[Records contained in a dataset]
= = = = =
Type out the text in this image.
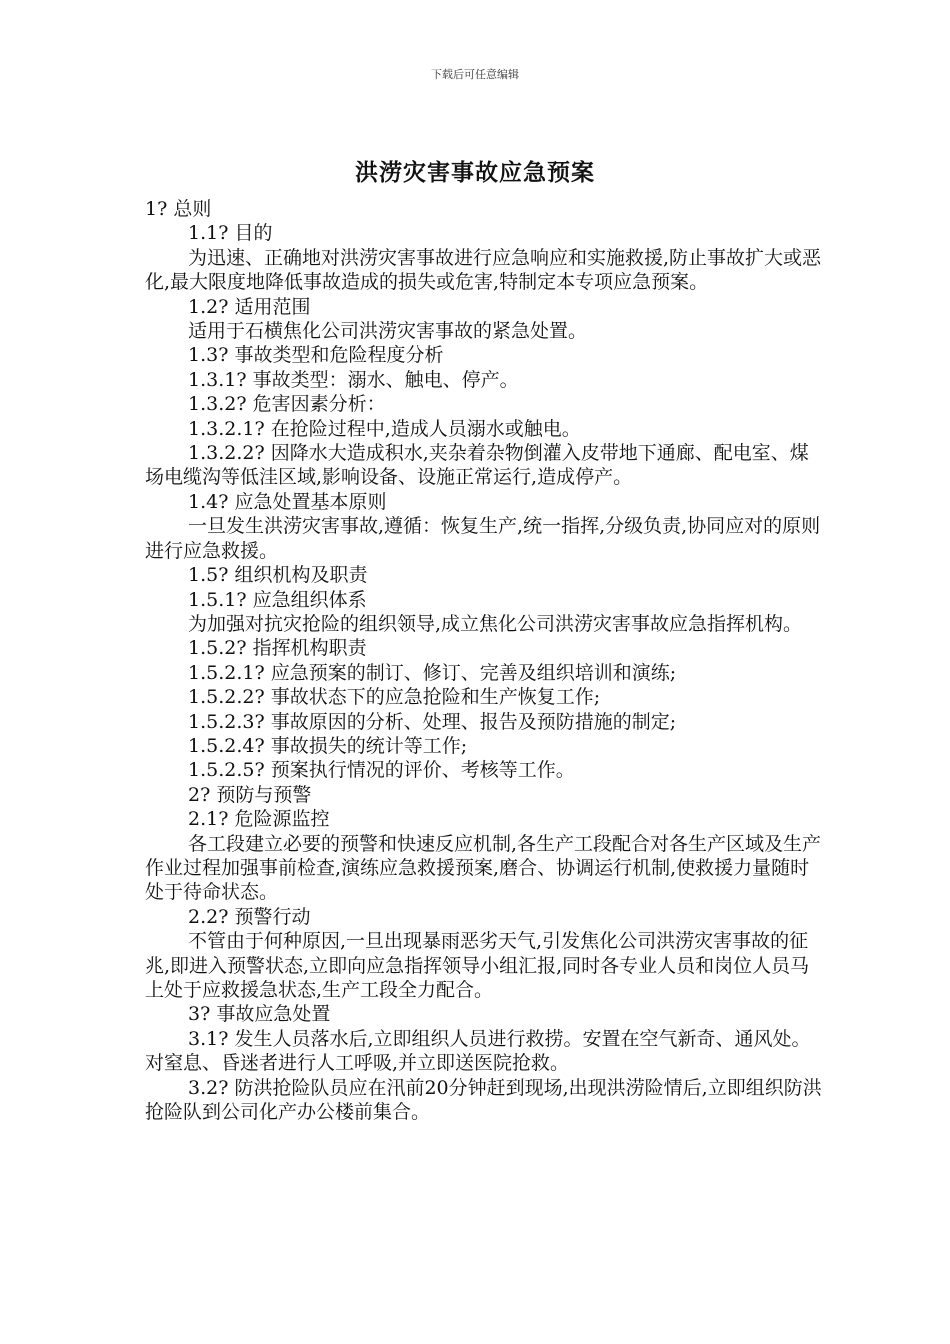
下载后可任意编辑
洪涝灾害事故应急预案

1? 总则

1.1? 目的

为迅速、正确地对洪涝灾害事故进行应急响应和实施救援,防止事故扩大或恶化,最大限度地降低事故造成的损失或危害,特制定本专项应急预案。

1.2? 适用范围

适用于石横焦化公司洪涝灾害事故的紧急处置。

1.3? 事故类型和危险程度分析

1.3.1? 事故类型：溺水、触电、停产。

1.3.2? 危害因素分析：

1.3.2.1? 在抢险过程中,造成人员溺水或触电。

1.3.2.2? 因降水大造成积水,夹杂着杂物倒灌入皮带地下通廊、配电室、煤场电缆沟等低洼区域,影响设备、设施正常运行,造成停产。

1.4? 应急处置基本原则

一旦发生洪涝灾害事故,遵循：恢复生产,统一指挥,分级负责,协同应对的原则进行应急救援。

1.5? 组织机构及职责

1.5.1? 应急组织体系

为加强对抗灾抢险的组织领导,成立焦化公司洪涝灾害事故应急指挥机构。

1.5.2? 指挥机构职责

1.5.2.1? 应急预案的制订、修订、完善及组织培训和演练;

1.5.2.2? 事故状态下的应急抢险和生产恢复工作;

1.5.2.3? 事故原因的分析、处理、报告及预防措施的制定;

1.5.2.4? 事故损失的统计等工作;

1.5.2.5? 预案执行情况的评价、考核等工作。

2? 预防与预警

2.1? 危险源监控

各工段建立必要的预警和快速反应机制,各生产工段配合对各生产区域及生产作业过程加强事前检查,演练应急救援预案,磨合、协调运行机制,使救援力量随时处于待命状态。

2.2? 预警行动

不管由于何种原因,一旦出现暴雨恶劣天气,引发焦化公司洪涝灾害事故的征兆,即进入预警状态,立即向应急指挥领导小组汇报,同时各专业人员和岗位人员马上处于应救援急状态,生产工段全力配合。

3? 事故应急处置

3.1? 发生人员落水后,立即组织人员进行救捞。安置在空气新奇、通风处。对窒息、昏迷者进行人工呼吸,并立即送医院抢救。

3.2? 防洪抢险队员应在汛前20分钟赶到现场,出现洪涝险情后,立即组织防洪抢险队到公司化产办公楼前集合。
= = = = =
Transcribe the records above exactly as they appear, leaving out any pictures.

Type out the text in this image.
下载后可任意编辑
洪涝灾害事故应急预案

1? 总则

1.1? 目的

为迅速、正确地对洪涝灾害事故进行应急响应和实施救援,防止事故扩大或恶化,最大限度地降低事故造成的损失或危害,特制定本专项应急预案。

1.2? 适用范围

适用于石横焦化公司洪涝灾害事故的紧急处置。

1.3? 事故类型和危险程度分析

1.3.1? 事故类型：溺水、触电、停产。

1.3.2? 危害因素分析：

1.3.2.1? 在抢险过程中,造成人员溺水或触电。

1.3.2.2? 因降水大造成积水,夹杂着杂物倒灌入皮带地下通廊、配电室、煤场电缆沟等低洼区域,影响设备、设施正常运行,造成停产。

1.4? 应急处置基本原则

一旦发生洪涝灾害事故,遵循：恢复生产,统一指挥,分级负责,协同应对的原则进行应急救援。

1.5? 组织机构及职责

1.5.1? 应急组织体系

为加强对抗灾抢险的组织领导,成立焦化公司洪涝灾害事故应急指挥机构。

1.5.2? 指挥机构职责

1.5.2.1? 应急预案的制订、修订、完善及组织培训和演练;

1.5.2.2? 事故状态下的应急抢险和生产恢复工作;

1.5.2.3? 事故原因的分析、处理、报告及预防措施的制定;

1.5.2.4? 事故损失的统计等工作;

1.5.2.5? 预案执行情况的评价、考核等工作。

2? 预防与预警

2.1? 危险源监控

各工段建立必要的预警和快速反应机制,各生产工段配合对各生产区域及生产作业过程加强事前检查,演练应急救援预案,磨合、协调运行机制,使救援力量随时处于待命状态。

2.2? 预警行动

不管由于何种原因,一旦出现暴雨恶劣天气,引发焦化公司洪涝灾害事故的征兆,即进入预警状态,立即向应急指挥领导小组汇报,同时各专业人员和岗位人员马上处于应救援急状态,生产工段全力配合。

3? 事故应急处置

3.1? 发生人员落水后,立即组织人员进行救捞。安置在空气新奇、通风处。对窒息、昏迷者进行人工呼吸,并立即送医院抢救。

3.2? 防洪抢险队员应在汛前20分钟赶到现场,出现洪涝险情后,立即组织防洪抢险队到公司化产办公楼前集合。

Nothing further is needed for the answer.